++++ Given text
Back in the day of corn brooms, astronomer and alien scientist Josef Allen Hynek (a scientist who studies aliens, not the other way around) developed a system of measuring the intensity and intimacy of encounters with extra terrestrials, which was popularized in the film Close Encounters of the Third Kind. Those aliens probably knew nothing of curling, but had Hynek been equally fascinated with the ice sport the same way many of us are after the Olympics, he might have classified the levels in the following order:
• Curling Encounter of the First Kind: Knowing what curling is
• Curling Encounter of the Second Kind: Knowing rules of curling
• Curling Encounter of the Third Kind: Playing curling on some kind of video game or Flash game
• Curling Encounter of the Fourth Kind: Watching a curling game on TV
• Curling Encounter of the Fifth Kind: Watching a curling game in person
• Curling Encounter of the Sixth Kind: Actually curling
• Curling Encounter of the Seventh Kind: Attending a national curling tournament
(If there's an eighth kind, it's probably getting thrown out of a curling tournament.)
Attending a tournament has to be the most intense of the experiences, because in the case of the U.S. Curling Nationals at Wings Stadium in Kalamazoo, Michigan, it's not just watching a curling match. It's watching five at the same time. And you thought it was hard to keep your attention span intact on the Internet.
++++++++
++++ Provided records
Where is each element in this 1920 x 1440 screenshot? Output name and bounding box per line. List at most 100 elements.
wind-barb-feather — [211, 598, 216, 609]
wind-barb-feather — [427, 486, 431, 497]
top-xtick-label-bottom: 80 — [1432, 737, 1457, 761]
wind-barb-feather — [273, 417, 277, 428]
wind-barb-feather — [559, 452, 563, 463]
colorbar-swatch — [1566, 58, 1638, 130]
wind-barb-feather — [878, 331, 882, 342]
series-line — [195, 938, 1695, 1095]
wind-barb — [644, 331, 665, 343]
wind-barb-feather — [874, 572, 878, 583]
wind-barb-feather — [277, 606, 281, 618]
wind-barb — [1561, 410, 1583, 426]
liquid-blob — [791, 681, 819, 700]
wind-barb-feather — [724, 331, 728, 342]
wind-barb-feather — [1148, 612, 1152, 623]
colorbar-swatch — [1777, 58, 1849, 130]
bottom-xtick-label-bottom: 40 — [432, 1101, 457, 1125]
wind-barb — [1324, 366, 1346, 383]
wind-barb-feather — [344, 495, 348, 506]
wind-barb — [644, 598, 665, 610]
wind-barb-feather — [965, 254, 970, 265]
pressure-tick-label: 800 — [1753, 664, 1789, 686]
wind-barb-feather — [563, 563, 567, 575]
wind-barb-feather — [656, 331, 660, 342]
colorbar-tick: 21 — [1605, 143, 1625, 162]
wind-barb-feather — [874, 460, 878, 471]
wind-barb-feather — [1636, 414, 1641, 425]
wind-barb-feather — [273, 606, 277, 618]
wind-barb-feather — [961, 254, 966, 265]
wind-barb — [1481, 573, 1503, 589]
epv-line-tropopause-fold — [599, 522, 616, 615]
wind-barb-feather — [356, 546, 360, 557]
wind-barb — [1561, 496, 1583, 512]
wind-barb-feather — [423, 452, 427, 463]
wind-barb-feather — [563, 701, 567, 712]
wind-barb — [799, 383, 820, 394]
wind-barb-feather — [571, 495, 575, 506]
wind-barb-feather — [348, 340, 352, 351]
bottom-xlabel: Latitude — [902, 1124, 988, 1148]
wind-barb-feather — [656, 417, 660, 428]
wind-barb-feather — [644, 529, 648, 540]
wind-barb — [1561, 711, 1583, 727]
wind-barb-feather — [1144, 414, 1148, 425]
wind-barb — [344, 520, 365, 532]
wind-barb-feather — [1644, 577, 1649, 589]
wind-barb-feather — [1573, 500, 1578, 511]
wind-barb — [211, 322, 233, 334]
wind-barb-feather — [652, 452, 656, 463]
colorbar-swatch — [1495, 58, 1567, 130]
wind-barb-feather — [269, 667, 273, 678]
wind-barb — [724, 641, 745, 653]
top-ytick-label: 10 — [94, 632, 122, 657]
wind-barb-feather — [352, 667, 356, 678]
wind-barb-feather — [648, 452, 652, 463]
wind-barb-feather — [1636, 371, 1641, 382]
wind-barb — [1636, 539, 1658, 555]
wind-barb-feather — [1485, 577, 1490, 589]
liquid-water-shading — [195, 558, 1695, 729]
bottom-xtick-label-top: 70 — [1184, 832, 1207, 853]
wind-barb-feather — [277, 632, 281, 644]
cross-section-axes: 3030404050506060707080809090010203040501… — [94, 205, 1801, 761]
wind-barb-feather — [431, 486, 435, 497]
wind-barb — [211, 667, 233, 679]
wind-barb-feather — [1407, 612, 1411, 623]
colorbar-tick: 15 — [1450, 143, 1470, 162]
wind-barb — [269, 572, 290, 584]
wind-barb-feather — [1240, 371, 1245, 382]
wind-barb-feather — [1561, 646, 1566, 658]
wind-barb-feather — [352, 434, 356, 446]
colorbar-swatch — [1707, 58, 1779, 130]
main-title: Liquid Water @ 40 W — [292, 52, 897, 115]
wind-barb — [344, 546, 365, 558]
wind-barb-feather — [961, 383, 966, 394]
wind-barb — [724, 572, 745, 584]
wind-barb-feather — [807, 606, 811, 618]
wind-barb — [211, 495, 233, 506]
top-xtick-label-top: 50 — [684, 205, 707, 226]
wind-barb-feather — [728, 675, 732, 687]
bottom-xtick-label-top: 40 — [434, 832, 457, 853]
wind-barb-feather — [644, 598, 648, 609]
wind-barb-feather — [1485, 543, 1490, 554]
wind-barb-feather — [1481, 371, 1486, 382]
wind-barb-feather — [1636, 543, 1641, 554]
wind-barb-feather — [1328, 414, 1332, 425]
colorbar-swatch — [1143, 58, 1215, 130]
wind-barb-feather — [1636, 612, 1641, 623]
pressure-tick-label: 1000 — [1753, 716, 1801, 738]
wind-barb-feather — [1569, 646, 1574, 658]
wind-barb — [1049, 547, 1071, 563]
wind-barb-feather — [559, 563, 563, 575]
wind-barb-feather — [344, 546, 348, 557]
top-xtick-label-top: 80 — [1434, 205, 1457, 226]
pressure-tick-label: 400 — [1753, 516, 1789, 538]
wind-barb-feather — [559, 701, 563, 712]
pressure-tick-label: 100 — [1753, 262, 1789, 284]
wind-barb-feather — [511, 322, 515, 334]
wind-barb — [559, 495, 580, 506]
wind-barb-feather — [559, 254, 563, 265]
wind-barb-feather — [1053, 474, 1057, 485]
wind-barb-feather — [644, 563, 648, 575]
++++++++
# Task set
a. Answer these questions using the curling passage:
(i) Which film popularized Hynek's system of classifying encounters?
(ii) What activity counts as the Curling Encounter of the Fifth Kind?
(iii) At which stadium did the U.S. Curling Nationals take place?
b. Repeat the curling passage word for word, from "Attending a tournament" to "on the Internet.".
c. Carry on the curling passage from the point where it stops.

# Answers below
a.
(i) Close Encounters of the Third Kind
(ii) Watching a curling game in person
(iii) Wings Stadium in Kalamazoo, Michigan

b.
Attending a tournament has to be the most intense of the experiences, because in the case of the U.S. Curling Nationals at Wings Stadium in Kalamazoo, Michigan, it's not just watching a curling match. It's watching five at the same time. And you thought it was hard to keep your attention span intact on the Internet.

c.
The sounds of rocks colliding, throwers sliding out of the hack, skips loudly expressing their opinion of the ferocity of the sweeping, and the clanging of cowbells in the stands can really cause one to look from sheet to sheet. I'm trying to think of a parallel. I'm failing.
On Tuesday afternoon, ten teams from all over the country (but mostly from Wisconsin and Minnesota) began promptly at 2:30 p.m. as signaled by the loudspeaker blaring the famous bagpipe song, "Scotland the Brave." They announced the teams individually, the fans clapped and cowbelled, and then there was this sight:
This was almost bone-chilling. When I've curled, I can usually make it a little past the first hogline, but these gentlemen can slide themselves practically to the other house. If they were inanimate they would make excellent center guards. So instead of going of walking from one side of the sheet to the other like a normal biped, many of these curling gurus slid in a single file line down the sheet. Perhaps a bagpipe rendition of "March of the Valkyries" would have been appropriate.
Most fans who became adorers of the sport this year probably know about Team Shuster, the Minnesotans who went a disappointing 2-7 in Vancouver. They were scheduled to play in Kalamazoo, but after their 26-year-old vice Jason Smith "retired" from the sport, coupled with what could only be fatigue, they bowed out of the tournament. But that didn't mean there were some world class teams to be seen.
For example, there's Pete Fenson. How soon have we forgotten that in 2006, his team won the bronze in Torino? His team is present in the tournament, but he was playing catch-up. Todd Birr, who took third at worlds in 2007, was behind in the standings as well. The draw I attended saw the two teams tied for first, Team Hames and Team Stevens, facing one another in what would be the lowest scoring game of the draw, 5-2, conceded near the end of the tenth when Stevens ran out of stones.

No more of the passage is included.